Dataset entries
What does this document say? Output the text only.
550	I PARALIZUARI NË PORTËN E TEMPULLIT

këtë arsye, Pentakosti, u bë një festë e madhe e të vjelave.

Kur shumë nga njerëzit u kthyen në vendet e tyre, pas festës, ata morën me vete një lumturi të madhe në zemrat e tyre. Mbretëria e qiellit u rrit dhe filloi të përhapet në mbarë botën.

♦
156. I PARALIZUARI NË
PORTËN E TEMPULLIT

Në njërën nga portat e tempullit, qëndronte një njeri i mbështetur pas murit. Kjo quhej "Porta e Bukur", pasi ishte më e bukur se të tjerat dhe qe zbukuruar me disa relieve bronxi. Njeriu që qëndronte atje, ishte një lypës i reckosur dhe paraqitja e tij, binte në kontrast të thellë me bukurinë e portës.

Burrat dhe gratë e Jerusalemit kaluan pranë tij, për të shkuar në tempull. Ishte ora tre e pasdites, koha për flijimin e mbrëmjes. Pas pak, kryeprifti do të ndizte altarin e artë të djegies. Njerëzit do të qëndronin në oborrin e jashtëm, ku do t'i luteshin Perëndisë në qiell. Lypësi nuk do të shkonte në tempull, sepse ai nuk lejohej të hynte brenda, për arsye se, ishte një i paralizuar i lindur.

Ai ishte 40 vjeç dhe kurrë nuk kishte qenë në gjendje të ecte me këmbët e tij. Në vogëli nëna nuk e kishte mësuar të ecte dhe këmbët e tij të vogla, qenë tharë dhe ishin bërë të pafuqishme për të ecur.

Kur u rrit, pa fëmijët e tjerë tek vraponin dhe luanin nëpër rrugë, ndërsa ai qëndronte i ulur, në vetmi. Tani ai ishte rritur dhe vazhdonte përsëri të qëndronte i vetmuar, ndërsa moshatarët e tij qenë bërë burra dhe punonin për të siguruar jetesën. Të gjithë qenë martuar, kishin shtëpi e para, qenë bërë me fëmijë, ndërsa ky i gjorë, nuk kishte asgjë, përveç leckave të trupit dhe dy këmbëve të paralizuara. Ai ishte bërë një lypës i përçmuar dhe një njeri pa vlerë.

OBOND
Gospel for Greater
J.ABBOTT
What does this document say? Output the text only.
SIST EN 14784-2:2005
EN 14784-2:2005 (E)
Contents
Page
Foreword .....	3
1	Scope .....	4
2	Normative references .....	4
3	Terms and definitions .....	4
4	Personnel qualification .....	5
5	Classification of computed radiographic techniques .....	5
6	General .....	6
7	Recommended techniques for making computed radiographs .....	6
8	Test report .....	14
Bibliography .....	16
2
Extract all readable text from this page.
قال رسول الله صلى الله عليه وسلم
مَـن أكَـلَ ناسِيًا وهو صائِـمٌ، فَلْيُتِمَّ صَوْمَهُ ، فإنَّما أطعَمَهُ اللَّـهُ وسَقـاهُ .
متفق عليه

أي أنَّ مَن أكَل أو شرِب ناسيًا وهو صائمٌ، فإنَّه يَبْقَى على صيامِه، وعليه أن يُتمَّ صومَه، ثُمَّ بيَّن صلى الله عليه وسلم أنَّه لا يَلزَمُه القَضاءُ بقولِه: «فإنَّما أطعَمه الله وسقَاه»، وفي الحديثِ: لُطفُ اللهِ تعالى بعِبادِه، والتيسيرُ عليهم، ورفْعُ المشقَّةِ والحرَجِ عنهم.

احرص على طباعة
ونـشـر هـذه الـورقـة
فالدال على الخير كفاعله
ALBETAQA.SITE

▸ What the exercise asks: Go through the material above and copy each line that has the word "bërë".

▸ Complete answer:
Ai ishte 40 vjeç dhe kurrë nuk kishte qenë në gjendje të ecte me këmbët e tij. Në vogëli nëna nuk e kishte mësuar të ecte dhe këmbët e tij të vogla, qenë tharë dhe ishin bërë të pafuqishme për të ecur.
Kur u rrit, pa fëmijët e tjerë tek vraponin dhe luanin nëpër rrugë, ndërsa ai qëndronte i ulur, në vetmi. Tani ai ishte rritur dhe vazhdonte përsëri të qëndronte i vetmuar, ndërsa moshatarët e tij qenë bërë burra dhe punonin për të siguruar jetesën. Të gjithë qenë martuar, kishin shtëpi e para, qenë bërë me fëmijë, ndërsa ky i gjorë, nuk kishte asgjë, përveç leckave të trupit dhe dy këmbëve të paralizuara. Ai ishte bërë një lypës i përçmuar dhe një njeri pa vlerë.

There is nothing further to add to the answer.